• _DESCRIPTION OF THE TASK_
Exact repetition of every entry is required.

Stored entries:

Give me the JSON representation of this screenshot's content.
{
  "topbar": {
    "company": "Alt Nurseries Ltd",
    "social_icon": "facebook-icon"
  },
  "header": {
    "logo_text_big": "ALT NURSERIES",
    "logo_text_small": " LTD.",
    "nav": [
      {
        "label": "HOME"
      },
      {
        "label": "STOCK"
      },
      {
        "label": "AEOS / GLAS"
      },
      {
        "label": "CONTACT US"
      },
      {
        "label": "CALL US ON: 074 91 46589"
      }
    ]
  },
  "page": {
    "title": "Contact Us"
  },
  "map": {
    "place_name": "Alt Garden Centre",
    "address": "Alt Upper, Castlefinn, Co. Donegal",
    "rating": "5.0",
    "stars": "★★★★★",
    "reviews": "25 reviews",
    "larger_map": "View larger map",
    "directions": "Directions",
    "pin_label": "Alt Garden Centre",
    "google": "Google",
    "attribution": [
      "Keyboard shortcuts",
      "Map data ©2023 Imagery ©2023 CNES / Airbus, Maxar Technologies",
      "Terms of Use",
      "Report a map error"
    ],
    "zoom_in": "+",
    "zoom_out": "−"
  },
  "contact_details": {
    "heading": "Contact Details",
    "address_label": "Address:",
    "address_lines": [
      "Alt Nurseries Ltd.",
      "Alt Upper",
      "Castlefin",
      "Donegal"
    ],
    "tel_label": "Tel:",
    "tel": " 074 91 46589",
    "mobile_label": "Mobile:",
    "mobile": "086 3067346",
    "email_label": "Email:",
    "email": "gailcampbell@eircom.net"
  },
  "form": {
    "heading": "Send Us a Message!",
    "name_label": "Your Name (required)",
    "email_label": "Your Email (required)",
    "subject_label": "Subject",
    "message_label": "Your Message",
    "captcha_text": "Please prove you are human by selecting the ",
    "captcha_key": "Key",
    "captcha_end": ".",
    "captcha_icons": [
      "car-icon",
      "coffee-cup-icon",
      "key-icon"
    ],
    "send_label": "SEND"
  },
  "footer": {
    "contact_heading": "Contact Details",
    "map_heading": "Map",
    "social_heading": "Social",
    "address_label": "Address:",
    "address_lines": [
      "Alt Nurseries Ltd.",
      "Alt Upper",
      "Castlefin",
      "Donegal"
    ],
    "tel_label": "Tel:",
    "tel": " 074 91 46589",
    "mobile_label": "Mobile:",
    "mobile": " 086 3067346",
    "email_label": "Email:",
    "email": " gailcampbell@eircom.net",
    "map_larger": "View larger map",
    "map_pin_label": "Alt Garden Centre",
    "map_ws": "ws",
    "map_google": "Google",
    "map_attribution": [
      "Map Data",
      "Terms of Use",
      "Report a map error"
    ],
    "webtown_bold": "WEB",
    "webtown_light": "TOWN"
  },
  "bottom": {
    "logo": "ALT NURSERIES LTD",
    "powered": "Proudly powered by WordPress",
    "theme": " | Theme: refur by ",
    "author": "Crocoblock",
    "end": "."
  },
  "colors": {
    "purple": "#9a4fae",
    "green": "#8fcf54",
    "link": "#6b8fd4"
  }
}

• _ANSWER TO THE TASK_
Give me the JSON representation of this screenshot's content.
{
  "topbar": {
    "company": "Alt Nurseries Ltd",
    "social_icon": "facebook-icon"
  },
  "header": {
    "logo_text_big": "ALT NURSERIES",
    "logo_text_small": " LTD.",
    "nav": [
      {
        "label": "HOME"
      },
      {
        "label": "STOCK"
      },
      {
        "label": "AEOS / GLAS"
      },
      {
        "label": "CONTACT US"
      },
      {
        "label": "CALL US ON: 074 91 46589"
      }
    ]
  },
  "page": {
    "title": "Contact Us"
  },
  "map": {
    "place_name": "Alt Garden Centre",
    "address": "Alt Upper, Castlefinn, Co. Donegal",
    "rating": "5.0",
    "stars": "★★★★★",
    "reviews": "25 reviews",
    "larger_map": "View larger map",
    "directions": "Directions",
    "pin_label": "Alt Garden Centre",
    "google": "Google",
    "attribution": [
      "Keyboard shortcuts",
      "Map data ©2023 Imagery ©2023 CNES / Airbus, Maxar Technologies",
      "Terms of Use",
      "Report a map error"
    ],
    "zoom_in": "+",
    "zoom_out": "−"
  },
  "contact_details": {
    "heading": "Contact Details",
    "address_label": "Address:",
    "address_lines": [
      "Alt Nurseries Ltd.",
      "Alt Upper",
      "Castlefin",
      "Donegal"
    ],
    "tel_label": "Tel:",
    "tel": " 074 91 46589",
    "mobile_label": "Mobile:",
    "mobile": "086 3067346",
    "email_label": "Email:",
    "email": "gailcampbell@eircom.net"
  },
  "form": {
    "heading": "Send Us a Message!",
    "name_label": "Your Name (required)",
    "email_label": "Your Email (required)",
    "subject_label": "Subject",
    "message_label": "Your Message",
    "captcha_text": "Please prove you are human by selecting the ",
    "captcha_key": "Key",
    "captcha_end": ".",
    "captcha_icons": [
      "car-icon",
      "coffee-cup-icon",
      "key-icon"
    ],
    "send_label": "SEND"
  },
  "footer": {
    "contact_heading": "Contact Details",
    "map_heading": "Map",
    "social_heading": "Social",
    "address_label": "Address:",
    "address_lines": [
      "Alt Nurseries Ltd.",
      "Alt Upper",
      "Castlefin",
      "Donegal"
    ],
    "tel_label": "Tel:",
    "tel": " 074 91 46589",
    "mobile_label": "Mobile:",
    "mobile": " 086 3067346",
    "email_label": "Email:",
    "email": " gailcampbell@eircom.net",
    "map_larger": "View larger map",
    "map_pin_label": "Alt Garden Centre",
    "map_ws": "ws",
    "map_google": "Google",
    "map_attribution": [
      "Map Data",
      "Terms of Use",
      "Report a map error"
    ],
    "webtown_bold": "WEB",
    "webtown_light": "TOWN"
  },
  "bottom": {
    "logo": "ALT NURSERIES LTD",
    "powered": "Proudly powered by WordPress",
    "theme": " | Theme: refur by ",
    "author": "Crocoblock",
    "end": "."
  },
  "colors": {
    "purple": "#9a4fae",
    "green": "#8fcf54",
    "link": "#6b8fd4"
  }
}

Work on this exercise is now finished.